## TASK OBJECTIVE
Each line in the entries below that holds the string "муниципальный" is to be listed.

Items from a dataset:
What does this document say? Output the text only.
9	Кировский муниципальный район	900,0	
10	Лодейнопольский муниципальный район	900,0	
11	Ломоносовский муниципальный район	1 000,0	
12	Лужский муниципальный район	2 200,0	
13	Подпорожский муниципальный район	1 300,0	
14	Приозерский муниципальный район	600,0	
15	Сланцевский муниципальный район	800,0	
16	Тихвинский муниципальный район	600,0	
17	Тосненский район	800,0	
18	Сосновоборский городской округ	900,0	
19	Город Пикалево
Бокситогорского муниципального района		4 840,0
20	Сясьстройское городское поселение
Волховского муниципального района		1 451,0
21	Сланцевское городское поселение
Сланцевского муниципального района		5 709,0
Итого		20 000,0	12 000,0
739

## THE REPLY
9	Кировский муниципальный район	900,0	
10	Лодейнопольский муниципальный район	900,0	
11	Ломоносовский муниципальный район	1 000,0	
12	Лужский муниципальный район	2 200,0	
13	Подпорожский муниципальный район	1 300,0	
14	Приозерский муниципальный район	600,0	
15	Сланцевский муниципальный район	800,0	
16	Тихвинский муниципальный район	600,0	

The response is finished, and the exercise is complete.